Start of SOURCE TEXT

An obvious answer is to ramp up the actual privacy, restrict access to known readers, who are not people I am avoiding discussing, but I would like to avoid that.  I like to think that there is something to be gained by being public.  That taking this blog away would be doing someone a disservice.

The other obvious answer is to say, well, if I am not actually private, then I shouldn't say anything about anyone that I wouldn't say over a loudspeaker because that is the Rule of the Internet.  If you don't want your boss, your mom, or a judge to read something, you shouldn't say it online.

But, but, but I don't wanna.

Tuesday, August 21, 2012

Dammit.

I do and then I don't and then I do and then I don't, and then I feel bad about it.

Anyway,

Good Night.


I have a new goal.

Besides learning Fake ID before Thursday, because I've almost got it down already.  I so want to WIN at country dancing.  (I've been feeling mighty these days.) 

I'm aiming for 167 lbs. by 2013.  It's ambitious, because there are some serious hurdles between now and then, but it's not totally implausible.  Hitting 167 would mean an even 50 pounds lost in 2012.  I like that number.  It's worth trying.

Monday, August 20, 2012

You know what would be a really good idea?

Not staying up all night learning the dance to Fake ID.






Even if it's awesome.





Data Points

Last August, when school started, I posted this:

Tuesday morning I was sobbing in the shower because it had started to rain and my clothes had been sitting outside for a day and a half already and my car window still wasn't covered up and I couldn't handle any one more thing.

It is good to have data points.


Sunday, August 19, 2012

Other People's Words Again

There is this bit from a Ani DiFranco live CD, where she says something like

So I dunno if you've heard this new album I've got, but all the righteous babes, well, some of 'em anyway, they've got their panties all in a twist and they're like "What's all this about love and shit, what happened to your politics," and "is this a conscious move away from overtly politically songwriting Ms. DiFranco?" And I was like, "no, man, I just got--

--I got kinda distracted."

He said, I said, he said, you know.

And then, and then.


Me and My Skirt and My Crush

Wedding reception, now onto lab cleaning, which so far has meant putting two scanners away and taking a too-tired-to-make-a-face-for-the-camera skirt shot.

I made this skirt last summer for Sara's wedding.  This is me wearing the skirt today.





...


At first I wasn't sure if he wanted anything more than a hang-out buddy.  Then I wasn't sure if I did.  Then I changed my mind.  So I came up with an excuse to go out with him and before I got in the cab to go home, he gave me an opportunity to kiss him and I took it.

And this morning, I started to think:

Do I like him enough?  

Do I like him for the wrong reasons?  

Do I want him to be my Boyfriend?  

A Real Boyfriend?  

Should I be doing this if I don't?  

What will my friends think of him?

End of SOURCE TEXT
Start of RAW RECORDS

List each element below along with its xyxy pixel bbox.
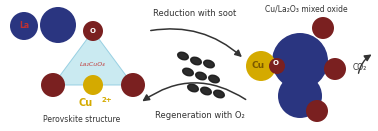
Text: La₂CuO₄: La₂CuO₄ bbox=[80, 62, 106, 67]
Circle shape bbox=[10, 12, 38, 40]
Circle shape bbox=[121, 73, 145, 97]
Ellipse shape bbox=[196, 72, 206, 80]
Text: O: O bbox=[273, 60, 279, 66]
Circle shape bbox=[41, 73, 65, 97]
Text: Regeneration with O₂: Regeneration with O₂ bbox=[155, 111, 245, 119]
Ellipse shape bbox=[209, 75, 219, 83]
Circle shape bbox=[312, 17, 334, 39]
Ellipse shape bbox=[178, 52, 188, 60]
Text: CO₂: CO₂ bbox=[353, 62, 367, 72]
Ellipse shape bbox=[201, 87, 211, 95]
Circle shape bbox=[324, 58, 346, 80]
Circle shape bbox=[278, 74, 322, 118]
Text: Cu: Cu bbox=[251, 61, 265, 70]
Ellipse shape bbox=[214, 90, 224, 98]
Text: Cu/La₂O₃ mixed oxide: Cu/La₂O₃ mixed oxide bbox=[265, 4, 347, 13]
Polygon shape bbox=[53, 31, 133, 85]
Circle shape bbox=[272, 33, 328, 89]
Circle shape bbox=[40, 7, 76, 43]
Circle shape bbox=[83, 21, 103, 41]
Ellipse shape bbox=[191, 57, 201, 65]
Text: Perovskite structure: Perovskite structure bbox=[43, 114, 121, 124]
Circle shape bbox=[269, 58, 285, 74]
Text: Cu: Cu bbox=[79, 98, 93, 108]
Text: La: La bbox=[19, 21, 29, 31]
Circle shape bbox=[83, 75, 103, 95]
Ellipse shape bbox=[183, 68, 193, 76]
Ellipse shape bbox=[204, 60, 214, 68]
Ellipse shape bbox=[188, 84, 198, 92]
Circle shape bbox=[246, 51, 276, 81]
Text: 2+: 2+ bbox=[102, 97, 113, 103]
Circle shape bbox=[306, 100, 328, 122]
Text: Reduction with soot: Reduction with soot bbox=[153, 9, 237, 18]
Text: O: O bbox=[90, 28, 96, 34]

End of RAW RECORDS
Start of RAW RECORDS

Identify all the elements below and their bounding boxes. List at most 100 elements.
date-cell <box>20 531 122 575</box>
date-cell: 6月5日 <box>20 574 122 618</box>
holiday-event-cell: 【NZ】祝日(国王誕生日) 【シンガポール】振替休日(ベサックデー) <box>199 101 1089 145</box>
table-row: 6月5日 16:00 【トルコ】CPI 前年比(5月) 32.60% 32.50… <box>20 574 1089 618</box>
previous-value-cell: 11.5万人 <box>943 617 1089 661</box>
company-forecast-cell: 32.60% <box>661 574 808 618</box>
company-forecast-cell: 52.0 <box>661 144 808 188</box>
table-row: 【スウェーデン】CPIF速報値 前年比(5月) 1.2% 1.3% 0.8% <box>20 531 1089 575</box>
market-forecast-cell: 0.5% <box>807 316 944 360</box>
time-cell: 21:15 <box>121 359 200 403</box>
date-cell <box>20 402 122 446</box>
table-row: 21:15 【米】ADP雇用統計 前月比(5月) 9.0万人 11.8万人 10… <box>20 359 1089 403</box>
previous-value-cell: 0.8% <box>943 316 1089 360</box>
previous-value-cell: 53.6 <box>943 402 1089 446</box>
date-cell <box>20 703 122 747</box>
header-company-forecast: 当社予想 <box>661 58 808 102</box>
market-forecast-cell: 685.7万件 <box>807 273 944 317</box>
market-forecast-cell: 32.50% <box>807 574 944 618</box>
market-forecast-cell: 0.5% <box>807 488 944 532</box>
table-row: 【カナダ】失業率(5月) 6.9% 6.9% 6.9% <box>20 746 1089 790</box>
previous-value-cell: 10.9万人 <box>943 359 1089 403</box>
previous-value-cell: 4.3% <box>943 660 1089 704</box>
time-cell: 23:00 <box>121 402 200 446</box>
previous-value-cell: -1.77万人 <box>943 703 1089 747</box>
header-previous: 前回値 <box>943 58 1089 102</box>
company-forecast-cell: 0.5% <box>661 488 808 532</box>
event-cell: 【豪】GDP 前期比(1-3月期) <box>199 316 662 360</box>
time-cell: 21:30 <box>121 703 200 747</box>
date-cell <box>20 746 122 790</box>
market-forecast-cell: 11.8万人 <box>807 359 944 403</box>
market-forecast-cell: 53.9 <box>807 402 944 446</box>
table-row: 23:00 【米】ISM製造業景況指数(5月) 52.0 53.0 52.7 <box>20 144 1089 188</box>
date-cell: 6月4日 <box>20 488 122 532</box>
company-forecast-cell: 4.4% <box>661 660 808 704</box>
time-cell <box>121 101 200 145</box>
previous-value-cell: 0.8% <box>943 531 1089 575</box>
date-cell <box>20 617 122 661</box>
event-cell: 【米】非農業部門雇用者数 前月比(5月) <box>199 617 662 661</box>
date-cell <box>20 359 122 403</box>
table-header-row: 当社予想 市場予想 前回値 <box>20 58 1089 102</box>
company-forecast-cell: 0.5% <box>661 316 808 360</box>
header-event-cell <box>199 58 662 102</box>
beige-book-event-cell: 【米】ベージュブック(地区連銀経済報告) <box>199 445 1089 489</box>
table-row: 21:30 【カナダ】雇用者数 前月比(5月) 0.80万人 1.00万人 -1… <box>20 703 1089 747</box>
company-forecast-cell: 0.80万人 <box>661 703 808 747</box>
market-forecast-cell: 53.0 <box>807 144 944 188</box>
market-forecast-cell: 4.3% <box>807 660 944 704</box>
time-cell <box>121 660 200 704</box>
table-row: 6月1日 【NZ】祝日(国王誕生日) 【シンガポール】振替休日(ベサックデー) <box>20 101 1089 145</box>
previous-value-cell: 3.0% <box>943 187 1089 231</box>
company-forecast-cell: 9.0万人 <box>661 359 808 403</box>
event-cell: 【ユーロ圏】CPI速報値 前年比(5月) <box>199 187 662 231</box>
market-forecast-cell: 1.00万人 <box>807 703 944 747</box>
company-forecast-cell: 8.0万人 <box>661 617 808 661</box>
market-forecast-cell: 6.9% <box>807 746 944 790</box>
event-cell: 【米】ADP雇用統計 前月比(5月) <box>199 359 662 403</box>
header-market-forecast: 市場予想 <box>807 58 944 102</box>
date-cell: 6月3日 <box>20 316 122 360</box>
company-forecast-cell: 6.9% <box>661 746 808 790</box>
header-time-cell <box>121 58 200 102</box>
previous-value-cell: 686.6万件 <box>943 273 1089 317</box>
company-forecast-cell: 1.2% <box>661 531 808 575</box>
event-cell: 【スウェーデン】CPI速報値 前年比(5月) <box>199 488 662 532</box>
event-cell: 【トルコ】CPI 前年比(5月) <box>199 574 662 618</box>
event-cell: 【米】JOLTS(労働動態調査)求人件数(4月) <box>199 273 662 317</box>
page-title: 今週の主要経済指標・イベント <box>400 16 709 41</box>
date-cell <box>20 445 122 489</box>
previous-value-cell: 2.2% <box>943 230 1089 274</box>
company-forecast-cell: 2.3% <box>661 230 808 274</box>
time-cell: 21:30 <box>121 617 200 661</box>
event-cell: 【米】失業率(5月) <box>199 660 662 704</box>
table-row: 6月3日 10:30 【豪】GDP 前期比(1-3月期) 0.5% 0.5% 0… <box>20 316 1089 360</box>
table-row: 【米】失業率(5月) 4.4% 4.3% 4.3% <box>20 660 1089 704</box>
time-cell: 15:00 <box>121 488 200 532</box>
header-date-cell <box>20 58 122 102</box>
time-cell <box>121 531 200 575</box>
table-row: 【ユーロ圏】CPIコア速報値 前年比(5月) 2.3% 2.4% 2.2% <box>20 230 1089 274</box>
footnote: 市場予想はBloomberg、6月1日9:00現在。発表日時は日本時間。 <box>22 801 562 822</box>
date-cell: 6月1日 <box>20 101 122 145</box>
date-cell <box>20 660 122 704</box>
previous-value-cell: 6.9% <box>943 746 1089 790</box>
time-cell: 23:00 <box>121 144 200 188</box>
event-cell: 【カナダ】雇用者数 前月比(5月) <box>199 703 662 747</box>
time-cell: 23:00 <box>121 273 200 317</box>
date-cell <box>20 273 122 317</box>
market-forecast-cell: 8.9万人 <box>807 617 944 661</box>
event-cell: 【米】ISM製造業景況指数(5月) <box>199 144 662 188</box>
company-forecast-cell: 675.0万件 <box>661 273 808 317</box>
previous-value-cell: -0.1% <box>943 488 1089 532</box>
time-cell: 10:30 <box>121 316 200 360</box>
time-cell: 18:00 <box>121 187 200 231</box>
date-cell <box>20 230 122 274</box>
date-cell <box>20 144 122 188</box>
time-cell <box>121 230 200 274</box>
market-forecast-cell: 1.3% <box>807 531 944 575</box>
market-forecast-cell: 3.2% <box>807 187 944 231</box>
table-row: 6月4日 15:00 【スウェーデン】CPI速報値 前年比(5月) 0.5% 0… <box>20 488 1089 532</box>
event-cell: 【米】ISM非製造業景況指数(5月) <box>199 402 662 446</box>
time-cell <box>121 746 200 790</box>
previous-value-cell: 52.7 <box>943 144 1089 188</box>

End of RAW RECORDS

### INSTRUCTIONS
1. Extract the passage of the blog excerpt from "At first I wasn't" up to and including "A Real Boyfriend?", word for word.
2. Reproduce the entries verbatim from the line with "Identify all the" up to and including the line with "company-forecast-cell: 0.5% <box>661 488".
The blog excerpt and the entries are unrelated to each other.

### RESPONSES
1.
At first I wasn't sure if he wanted anything more than a hang-out buddy.  Then I wasn't sure if I did.  Then I changed my mind.  So I came up with an excuse to go out with him and before I got in the cab to go home, he gave me an opportunity to kiss him and I took it.

And this morning, I started to think:

Do I like him enough?  

Do I like him for the wrong reasons?  

Do I want him to be my Boyfriend?  

A Real Boyfriend?

2.
Identify all the elements below and their bounding boxes. List at most 100 elements.
date-cell <box>20 531 122 575</box>
date-cell: 6月5日 <box>20 574 122 618</box>
holiday-event-cell: 【NZ】祝日(国王誕生日) 【シンガポール】振替休日(ベサックデー) <box>199 101 1089 145</box>
table-row: 6月5日 16:00 【トルコ】CPI 前年比(5月) 32.60% 32.50… <box>20 574 1089 618</box>
previous-value-cell: 11.5万人 <box>943 617 1089 661</box>
company-forecast-cell: 32.60% <box>661 574 808 618</box>
company-forecast-cell: 52.0 <box>661 144 808 188</box>
table-row: 【スウェーデン】CPIF速報値 前年比(5月) 1.2% 1.3% 0.8% <box>20 531 1089 575</box>
market-forecast-cell: 0.5% <box>807 316 944 360</box>
time-cell: 21:15 <box>121 359 200 403</box>
date-cell <box>20 402 122 446</box>
table-row: 21:15 【米】ADP雇用統計 前月比(5月) 9.0万人 11.8万人 10… <box>20 359 1089 403</box>
previous-value-cell: 0.8% <box>943 316 1089 360</box>
previous-value-cell: 53.6 <box>943 402 1089 446</box>
date-cell <box>20 703 122 747</box>
header-company-forecast: 当社予想 <box>661 58 808 102</box>
market-forecast-cell: 685.7万件 <box>807 273 944 317</box>
market-forecast-cell: 32.50% <box>807 574 944 618</box>
market-forecast-cell: 0.5% <box>807 488 944 532</box>
table-row: 【カナダ】失業率(5月) 6.9% 6.9% 6.9% <box>20 746 1089 790</box>
previous-value-cell: 10.9万人 <box>943 359 1089 403</box>
previous-value-cell: 4.3% <box>943 660 1089 704</box>
time-cell: 23:00 <box>121 402 200 446</box>
previous-value-cell: -1.77万人 <box>943 703 1089 747</box>
header-previous: 前回値 <box>943 58 1089 102</box>
company-forecast-cell: 0.5% <box>661 488 808 532</box>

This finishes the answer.